- Reading passage:
## START

Introduction To Python For Data Visualization With Seaborn

Here we will learn how to create various kinds of plots using one of Python’s most efficient libraries example seaborn built especially for data visualization.

Data visualization which helps us to present our analysis from any data which we analyze is primarily performed using Matplotlib which is a very strong and comprehensive library for performing such tasks. But one of the points where Matplotlib suffers is the length of the code which can increase to a significant extent while building small representations.

This is where Seaborn comes as our savior. Seaborn is utilized for plotting of some of the most pleasing data visualization representations.

Introduction to Seaborn

Around the globe, Seaborn is known for its ability to make statistical graphs in Python. Matplotlib is the language which acts as the basic building block for Seaborn along with Pandas.

Salient features which make it so lovable are as follows:

  1. Seaborn is used for visualizing univariate or bivariate distributions and even for comparing them.
  2. It simplifies the representations of complex datasets.
  3. Seaborn provides us with the control over matplotlib’s figure styling through various inbuilt themes which it possesses.
  4. Through seaborn, we can choose amongst the variety of color palettes for making our plots much more conclusive to the viewer.
  5. Using seaborn, we have the facility of representation of categorical values.

Overall the usage of data frames and arrays makes seaborn much more efficient with whole datasets and it produces plots which consist of lots of information. One thing we must remember is that Seaborn is not something which can act as a substitute for Matplotlib but it can definitely act as a compliment for Matplotlib and improve upon the lacking points of it, thus presenting a holistic view.

## END

- Required task 1:
Answer these questions using the Seaborn introduction:
(a) According to the text, at what point does Matplotlib suffer?
(b) Which two libraries are described as the basic building blocks for Seaborn?
(c) What does Seaborn give control over through its inbuilt themes?
- Required task 2:
Write out the Seaborn introduction from "Salient features which" up to and including "which it possesses.".
- Required task 3:
Extend the Seaborn introduction with new text that picks up right after its final sentence.

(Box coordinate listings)

## START

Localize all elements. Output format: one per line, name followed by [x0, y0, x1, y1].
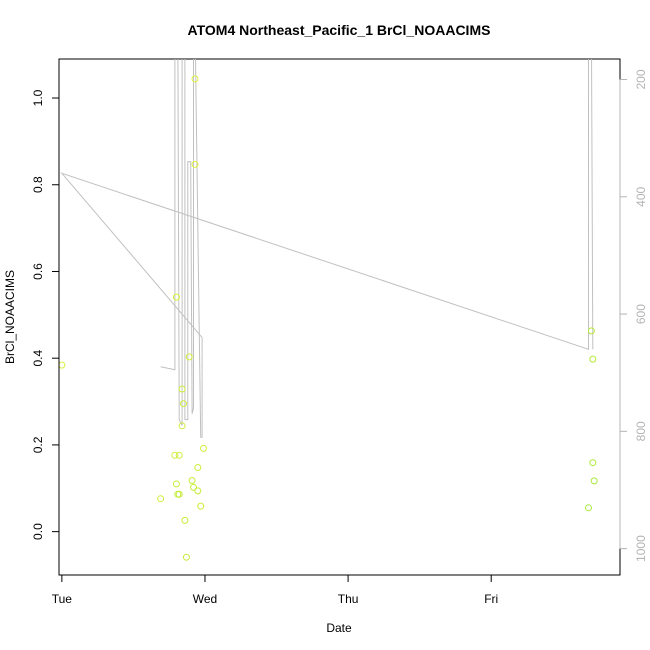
- data-point: [589, 459, 597, 467]
- data-point: [587, 327, 595, 335]
- y-tick-label: 1.0: [31, 89, 45, 106]
- x-axis-label: Date: [326, 621, 352, 635]
- x-axis: Tue Wed Thu Fri: [52, 574, 498, 606]
- data-point: [172, 480, 180, 488]
- data-point: [157, 495, 165, 503]
- y-axis-right: 200 400 600 800 1000: [619, 69, 648, 562]
- data-point: [178, 422, 186, 430]
- y-tick-label: 0.8: [31, 176, 45, 193]
- data-point: [59, 361, 66, 369]
- data-point: [589, 355, 597, 363]
- data-point: [191, 160, 199, 168]
- altitude-line: [60, 59, 594, 438]
- data-point: [172, 293, 180, 301]
- data-point: [188, 477, 196, 484]
- data-point: [178, 385, 186, 393]
- data-point: [190, 483, 197, 491]
- data-point: [171, 451, 179, 459]
- chart-title: ATOM4 Northeast_Pacific_1 BrCl_NOAACIMS: [188, 22, 491, 38]
- data-point: [180, 400, 187, 408]
- y-tick-label: 0.6: [31, 263, 45, 280]
- y-tick-label: 0.2: [31, 436, 45, 453]
- data-point: [185, 353, 193, 361]
- y-tick-label: 0.0: [31, 523, 45, 540]
- data-point: [175, 490, 183, 498]
- y2-tick-label: 400: [634, 186, 648, 206]
- data-point: [175, 451, 183, 459]
- y-axis-left: 0.0 0.2 0.4 0.6 0.8 1.0: [31, 89, 60, 540]
- y2-tick-label: 1000: [634, 535, 648, 562]
- data-point: [197, 502, 205, 510]
- data-point: [181, 516, 189, 524]
- x-tick-label: Fri: [484, 592, 498, 606]
- data-point: [191, 75, 199, 83]
- data-point: [200, 444, 207, 452]
- y2-tick-label: 200: [634, 69, 648, 89]
- y2-tick-label: 800: [634, 421, 648, 441]
- y2-tick-label: 600: [634, 304, 648, 324]
- y-tick-label: 0.4: [31, 350, 45, 367]
- x-tick-label: Tue: [52, 592, 73, 606]
- data-point: [182, 553, 190, 561]
- y-axis-label: BrCl_NOAACIMS: [3, 270, 17, 364]
- plot-area: [59, 59, 598, 561]
- data-point: [585, 504, 592, 512]
- data-point: [194, 487, 202, 495]
- data-point: [194, 464, 202, 471]
- x-tick-label: Wed: [193, 592, 217, 606]
- x-tick-label: Thu: [338, 592, 359, 606]
- data-point: [590, 477, 598, 485]
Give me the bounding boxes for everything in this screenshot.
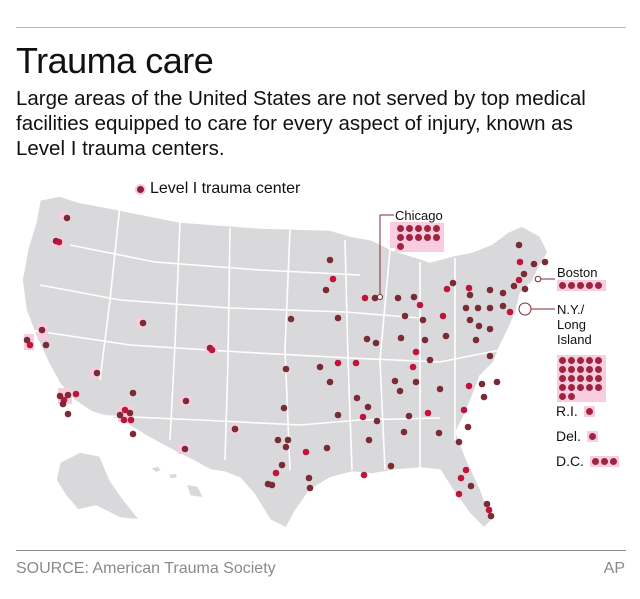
inset-del-label: Del.	[556, 428, 581, 444]
top-rule	[16, 27, 626, 28]
page-subtitle: Large areas of the United States are not…	[16, 87, 586, 160]
us-map	[21, 195, 555, 529]
inset-boston-label: Boston	[557, 265, 598, 280]
inset-delaware: Del.	[556, 428, 598, 444]
inset-ny-label-line2: Long	[557, 317, 586, 332]
inset-dc: D.C.	[556, 453, 619, 469]
inset-new-york-long-island: N.Y./ Long Island	[557, 302, 606, 402]
inset-ny-dots	[557, 355, 606, 402]
inset-dc-dots	[590, 455, 619, 467]
inset-ri-label: R.I.	[556, 403, 578, 419]
inset-ny-label-line3: Island	[557, 332, 592, 347]
source-note: SOURCE: American Trauma Society	[16, 560, 276, 577]
inset-chicago: Chicago	[395, 208, 444, 252]
credit-ap: AP	[603, 560, 625, 577]
inset-chicago-label: Chicago	[395, 208, 443, 223]
inset-del-dots	[586, 430, 598, 442]
inset-ny-label-line1: N.Y./	[557, 302, 585, 317]
state-borders	[29, 204, 501, 471]
trauma-center-marker-icon	[137, 185, 144, 193]
inset-chicago-dots	[395, 223, 444, 252]
map-legend: Level I trauma center	[137, 180, 300, 198]
page-title: Trauma care	[16, 40, 214, 81]
inset-rhode-island: R.I.	[556, 403, 595, 419]
inset-ri-dots	[583, 405, 595, 417]
inset-boston: Boston	[557, 265, 606, 291]
bottom-rule	[16, 550, 626, 551]
inset-dc-label: D.C.	[556, 453, 584, 469]
legend-label: Level I trauma center	[150, 180, 301, 197]
inset-boston-dots	[557, 280, 606, 291]
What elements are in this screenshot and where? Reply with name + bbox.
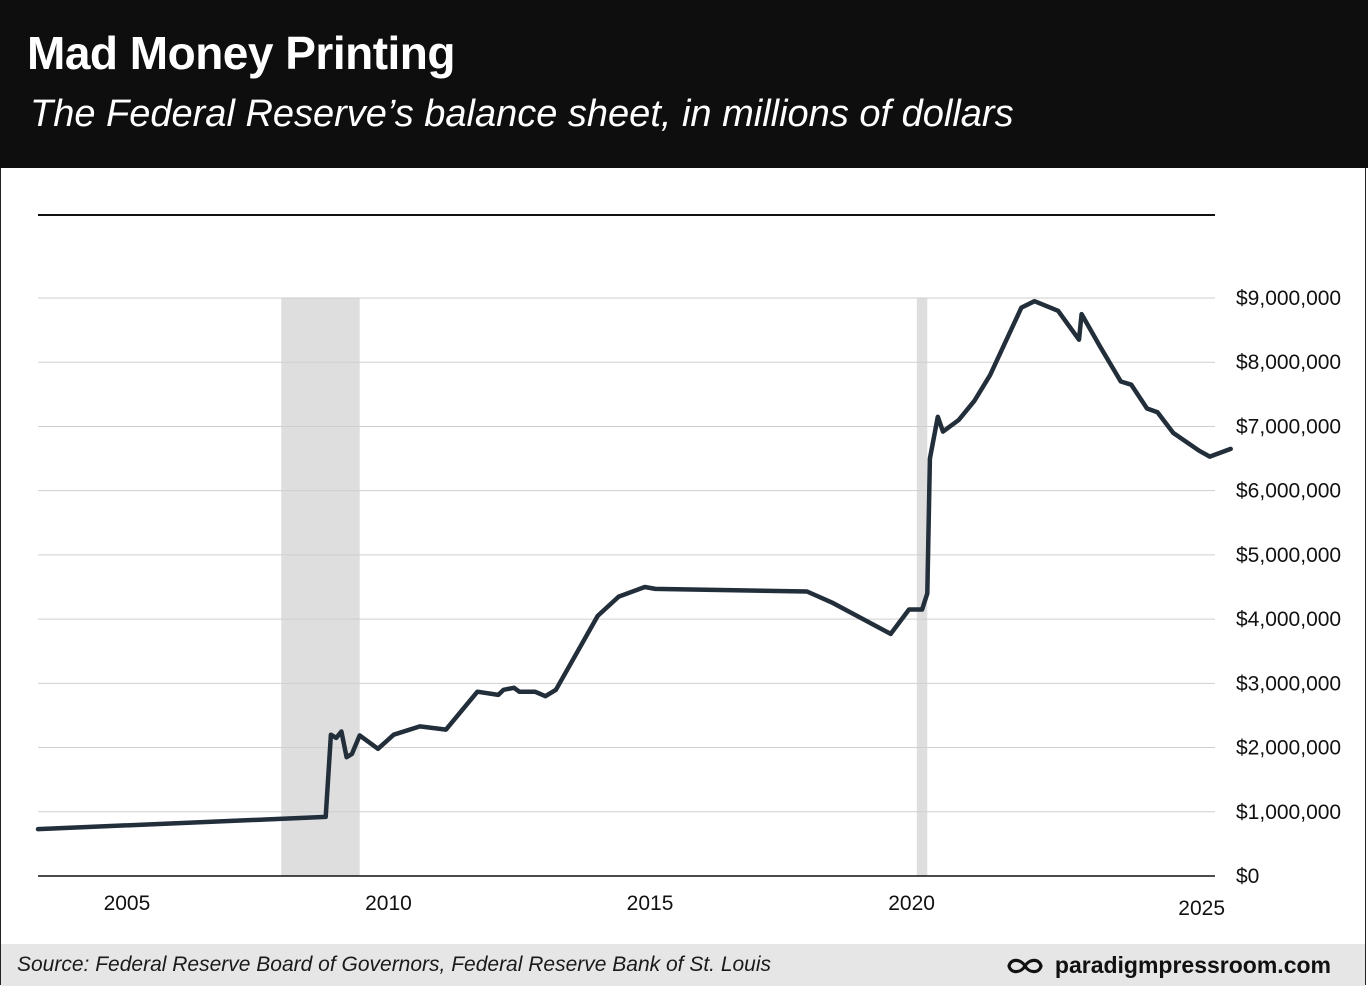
y-tick-label: $1,000,000 — [1236, 801, 1341, 824]
x-axis-labels: 2005 2010 2015 2020 2025 — [104, 892, 1225, 920]
x-tick-label: 2015 — [627, 892, 674, 915]
y-tick-label: $0 — [1236, 865, 1259, 888]
chart-title: Mad Money Printing — [27, 27, 456, 79]
y-tick-label: $8,000,000 — [1236, 351, 1341, 374]
line-chart: $0 $1,000,000 $2,000,000 $3,000,000 $4,000,0… — [35, 214, 1341, 920]
x-tick-label: 2005 — [104, 892, 151, 915]
y-tick-label: $2,000,000 — [1236, 737, 1341, 760]
y-tick-label: $5,000,000 — [1236, 544, 1341, 567]
y-tick-label: $3,000,000 — [1236, 672, 1341, 695]
y-tick-label: $4,000,000 — [1236, 608, 1341, 631]
y-tick-label: $6,000,000 — [1236, 480, 1341, 503]
x-tick-label: 2010 — [365, 892, 412, 915]
y-tick-label: $7,000,000 — [1236, 415, 1341, 438]
y-tick-label: $9,000,000 — [1236, 287, 1341, 310]
recession-band-1 — [281, 298, 360, 876]
brand[interactable]: paradigmpressroom.com — [1005, 952, 1331, 979]
balance-sheet-line — [35, 298, 1233, 832]
infinity-icon — [1007, 958, 1043, 973]
chart-header: Mad Money Printing The Federal Reserve’s… — [0, 0, 1368, 168]
chart-subtitle: The Federal Reserve’s balance sheet, in … — [30, 93, 1014, 135]
x-tick-label: 2025 — [1178, 897, 1225, 920]
recession-band-2 — [916, 298, 928, 876]
gridlines — [38, 297, 1215, 877]
recession-bands — [281, 298, 928, 876]
brand-name: paradigmpressroom.com — [1054, 952, 1331, 978]
source-note: Source: Federal Reserve Board of Governo… — [17, 953, 772, 976]
footer: Source: Federal Reserve Board of Governo… — [1, 944, 1365, 986]
x-tick-label: 2020 — [888, 892, 935, 915]
y-axis-labels: $0 $1,000,000 $2,000,000 $3,000,000 $4,000,0… — [1236, 287, 1341, 888]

## END

- Result 1:
(a) The length of the code, which can increase significantly while building small representations.
(b) Matplotlib and Pandas.
(c) Matplotlib's figure styling.

- Result 2:
Salient features which make it so lovable are as follows:

  1. Seaborn is used for visualizing univariate or bivariate distributions and even for comparing them.
  2. It simplifies the representations of complex datasets.
  3. Seaborn provides us with the control over matplotlib’s figure styling through various inbuilt themes which it possesses.

- Result 3:
Seaborn Tutorial Contents

In this tutorial, we’ll look at some of the most essential plots which are built using Seaborn library. All the way through this tutorial, we’ll try to learn the concepts using examples and its explanation.

The Steps for Covering this Tutorial

  1. What is Data Visualization
  2. Why Data Visualization
  3. Installing Seaborn
  4. Importing libraries and dataset
  5. Different types of plots/graphs which are build using Seaborn
    • Bar Plot
    • Box Plot
    • Scatter Plot
    • Violin Plot
    • Swarm Plot
    • Overlaying Swarm Plot with Violin plot
    • Joint Kernel Density Plot
    • Joint Plot
    • Heatmap
    • Clustermap

Step 1: What is Data Visualization?

Data Visualization can be defined as a process of extracting essential information from raw/processed data and then representing it pictorially for better understanding and analysis of the facts/figures. Data Visualization is an amalgamation of two fields i.e. Science and Art, this means we are applying our scientific and artistic skills in the making of any kind of visualizations.

To be more precise, data visualization is a strategy of depicting the quantitative knowledge obtained through various data wrangling processes in a graphical manner.

The main objective of data visualization is to decide the most optimal way of presenting a data set with the data visualization practices in mind and all these tasks become much more difficult when we have to deal with large datasets.

Step 2: Why Data Visualization is Required?

In recent times, the amount of data which is generated is gigantic and we want it to be of some significance. According to reports, the data which revolves around the internet every second is more than were stored in the entire internet in past 20 years.

This is because as people are using the internet for building connections not only amongst themselves but also for connecting machines the data will grow exponentially.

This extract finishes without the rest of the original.